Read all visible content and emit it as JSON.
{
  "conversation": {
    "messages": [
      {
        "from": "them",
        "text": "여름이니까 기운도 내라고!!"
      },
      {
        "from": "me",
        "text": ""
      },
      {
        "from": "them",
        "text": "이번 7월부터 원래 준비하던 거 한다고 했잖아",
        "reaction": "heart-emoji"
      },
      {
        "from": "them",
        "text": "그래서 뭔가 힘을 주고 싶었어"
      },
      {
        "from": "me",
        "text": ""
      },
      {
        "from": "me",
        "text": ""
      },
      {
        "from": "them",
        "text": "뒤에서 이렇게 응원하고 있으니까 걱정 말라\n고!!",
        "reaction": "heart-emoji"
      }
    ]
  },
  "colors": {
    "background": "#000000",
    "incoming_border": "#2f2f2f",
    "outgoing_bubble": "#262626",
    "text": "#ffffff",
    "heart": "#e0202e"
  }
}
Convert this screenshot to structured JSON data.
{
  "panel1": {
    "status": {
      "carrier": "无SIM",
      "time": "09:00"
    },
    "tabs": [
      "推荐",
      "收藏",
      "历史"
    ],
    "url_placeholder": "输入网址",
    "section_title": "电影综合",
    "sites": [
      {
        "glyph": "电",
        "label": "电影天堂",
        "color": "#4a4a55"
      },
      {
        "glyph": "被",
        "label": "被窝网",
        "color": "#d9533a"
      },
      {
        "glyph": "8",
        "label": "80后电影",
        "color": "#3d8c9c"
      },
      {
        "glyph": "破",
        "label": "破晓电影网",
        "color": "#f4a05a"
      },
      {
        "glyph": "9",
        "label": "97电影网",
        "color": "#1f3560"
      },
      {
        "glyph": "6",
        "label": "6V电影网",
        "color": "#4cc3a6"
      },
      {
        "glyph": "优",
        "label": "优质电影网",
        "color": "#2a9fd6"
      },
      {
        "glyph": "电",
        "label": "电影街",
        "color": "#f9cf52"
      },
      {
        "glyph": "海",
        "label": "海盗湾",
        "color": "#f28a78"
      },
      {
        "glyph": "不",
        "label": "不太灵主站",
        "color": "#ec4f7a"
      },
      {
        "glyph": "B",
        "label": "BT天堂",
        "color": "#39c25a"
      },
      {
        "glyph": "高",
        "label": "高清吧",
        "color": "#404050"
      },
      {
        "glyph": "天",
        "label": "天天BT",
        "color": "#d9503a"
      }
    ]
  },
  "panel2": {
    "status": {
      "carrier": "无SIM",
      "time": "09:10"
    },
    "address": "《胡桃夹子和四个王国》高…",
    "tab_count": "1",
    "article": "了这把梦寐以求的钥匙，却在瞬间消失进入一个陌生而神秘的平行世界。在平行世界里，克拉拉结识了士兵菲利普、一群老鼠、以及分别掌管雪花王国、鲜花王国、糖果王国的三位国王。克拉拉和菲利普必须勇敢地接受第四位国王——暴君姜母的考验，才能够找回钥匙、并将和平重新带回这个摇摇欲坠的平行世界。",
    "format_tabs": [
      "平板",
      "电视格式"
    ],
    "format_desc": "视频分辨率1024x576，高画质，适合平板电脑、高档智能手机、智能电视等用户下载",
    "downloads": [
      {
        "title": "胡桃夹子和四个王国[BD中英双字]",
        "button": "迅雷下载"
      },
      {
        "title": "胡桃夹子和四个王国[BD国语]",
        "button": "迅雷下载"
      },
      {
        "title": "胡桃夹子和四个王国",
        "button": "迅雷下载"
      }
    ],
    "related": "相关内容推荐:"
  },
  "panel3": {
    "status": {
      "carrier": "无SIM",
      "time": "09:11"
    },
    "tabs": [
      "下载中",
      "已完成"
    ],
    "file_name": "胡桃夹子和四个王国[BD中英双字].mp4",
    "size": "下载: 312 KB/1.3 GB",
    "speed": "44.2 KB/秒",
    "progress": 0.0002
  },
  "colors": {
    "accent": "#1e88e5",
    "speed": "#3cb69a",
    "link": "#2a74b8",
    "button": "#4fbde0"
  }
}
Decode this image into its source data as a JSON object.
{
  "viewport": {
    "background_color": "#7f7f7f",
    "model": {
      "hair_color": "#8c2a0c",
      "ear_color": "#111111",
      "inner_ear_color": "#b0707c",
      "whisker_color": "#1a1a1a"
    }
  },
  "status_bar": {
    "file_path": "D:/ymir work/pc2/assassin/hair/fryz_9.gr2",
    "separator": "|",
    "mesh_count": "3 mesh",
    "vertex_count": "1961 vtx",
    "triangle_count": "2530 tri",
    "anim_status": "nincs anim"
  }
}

---------------

== Directions ==
Copy every record exactly as presented.

== Written answer ==
Read all visible content and emit it as JSON.
{
  "conversation": {
    "messages": [
      {
        "from": "them",
        "text": "여름이니까 기운도 내라고!!"
      },
      {
        "from": "me",
        "text": ""
      },
      {
        "from": "them",
        "text": "이번 7월부터 원래 준비하던 거 한다고 했잖아",
        "reaction": "heart-emoji"
      },
      {
        "from": "them",
        "text": "그래서 뭔가 힘을 주고 싶었어"
      },
      {
        "from": "me",
        "text": ""
      },
      {
        "from": "me",
        "text": ""
      },
      {
        "from": "them",
        "text": "뒤에서 이렇게 응원하고 있으니까 걱정 말라\n고!!",
        "reaction": "heart-emoji"
      }
    ]
  },
  "colors": {
    "background": "#000000",
    "incoming_border": "#2f2f2f",
    "outgoing_bubble": "#262626",
    "text": "#ffffff",
    "heart": "#e0202e"
  }
}
Convert this screenshot to structured JSON data.
{
  "panel1": {
    "status": {
      "carrier": "无SIM",
      "time": "09:00"
    },
    "tabs": [
      "推荐",
      "收藏",
      "历史"
    ],
    "url_placeholder": "输入网址",
    "section_title": "电影综合",
    "sites": [
      {
        "glyph": "电",
        "label": "电影天堂",
        "color": "#4a4a55"
      },
      {
        "glyph": "被",
        "label": "被窝网",
        "color": "#d9533a"
      },
      {
        "glyph": "8",
        "label": "80后电影",
        "color": "#3d8c9c"
      },
      {
        "glyph": "破",
        "label": "破晓电影网",
        "color": "#f4a05a"
      },
      {
        "glyph": "9",
        "label": "97电影网",
        "color": "#1f3560"
      },
      {
        "glyph": "6",
        "label": "6V电影网",
        "color": "#4cc3a6"
      },
      {
        "glyph": "优",
        "label": "优质电影网",
        "color": "#2a9fd6"
      },
      {
        "glyph": "电",
        "label": "电影街",
        "color": "#f9cf52"
      },
      {
        "glyph": "海",
        "label": "海盗湾",
        "color": "#f28a78"
      },
      {
        "glyph": "不",
        "label": "不太灵主站",
        "color": "#ec4f7a"
      },
      {
        "glyph": "B",
        "label": "BT天堂",
        "color": "#39c25a"
      },
      {
        "glyph": "高",
        "label": "高清吧",
        "color": "#404050"
      },
      {
        "glyph": "天",
        "label": "天天BT",
        "color": "#d9503a"
      }
    ]
  },
  "panel2": {
    "status": {
      "carrier": "无SIM",
      "time": "09:10"
    },
    "address": "《胡桃夹子和四个王国》高…",
    "tab_count": "1",
    "article": "了这把梦寐以求的钥匙，却在瞬间消失进入一个陌生而神秘的平行世界。在平行世界里，克拉拉结识了士兵菲利普、一群老鼠、以及分别掌管雪花王国、鲜花王国、糖果王国的三位国王。克拉拉和菲利普必须勇敢地接受第四位国王——暴君姜母的考验，才能够找回钥匙、并将和平重新带回这个摇摇欲坠的平行世界。",
    "format_tabs": [
      "平板",
      "电视格式"
    ],
    "format_desc": "视频分辨率1024x576，高画质，适合平板电脑、高档智能手机、智能电视等用户下载",
    "downloads": [
      {
        "title": "胡桃夹子和四个王国[BD中英双字]",
        "button": "迅雷下载"
      },
      {
        "title": "胡桃夹子和四个王国[BD国语]",
        "button": "迅雷下载"
      },
      {
        "title": "胡桃夹子和四个王国",
        "button": "迅雷下载"
      }
    ],
    "related": "相关内容推荐:"
  },
  "panel3": {
    "status": {
      "carrier": "无SIM",
      "time": "09:11"
    },
    "tabs": [
      "下载中",
      "已完成"
    ],
    "file_name": "胡桃夹子和四个王国[BD中英双字].mp4",
    "size": "下载: 312 KB/1.3 GB",
    "speed": "44.2 KB/秒",
    "progress": 0.0002
  },
  "colors": {
    "accent": "#1e88e5",
    "speed": "#3cb69a",
    "link": "#2a74b8",
    "button": "#4fbde0"
  }
}
Decode this image into its source data as a JSON object.
{
  "viewport": {
    "background_color": "#7f7f7f",
    "model": {
      "hair_color": "#8c2a0c",
      "ear_color": "#111111",
      "inner_ear_color": "#b0707c",
      "whisker_color": "#1a1a1a"
    }
  },
  "status_bar": {
    "file_path": "D:/ymir work/pc2/assassin/hair/fryz_9.gr2",
    "separator": "|",
    "mesh_count": "3 mesh",
    "vertex_count": "1961 vtx",
    "triangle_count": "2530 tri",
    "anim_status": "nincs anim"
  }
}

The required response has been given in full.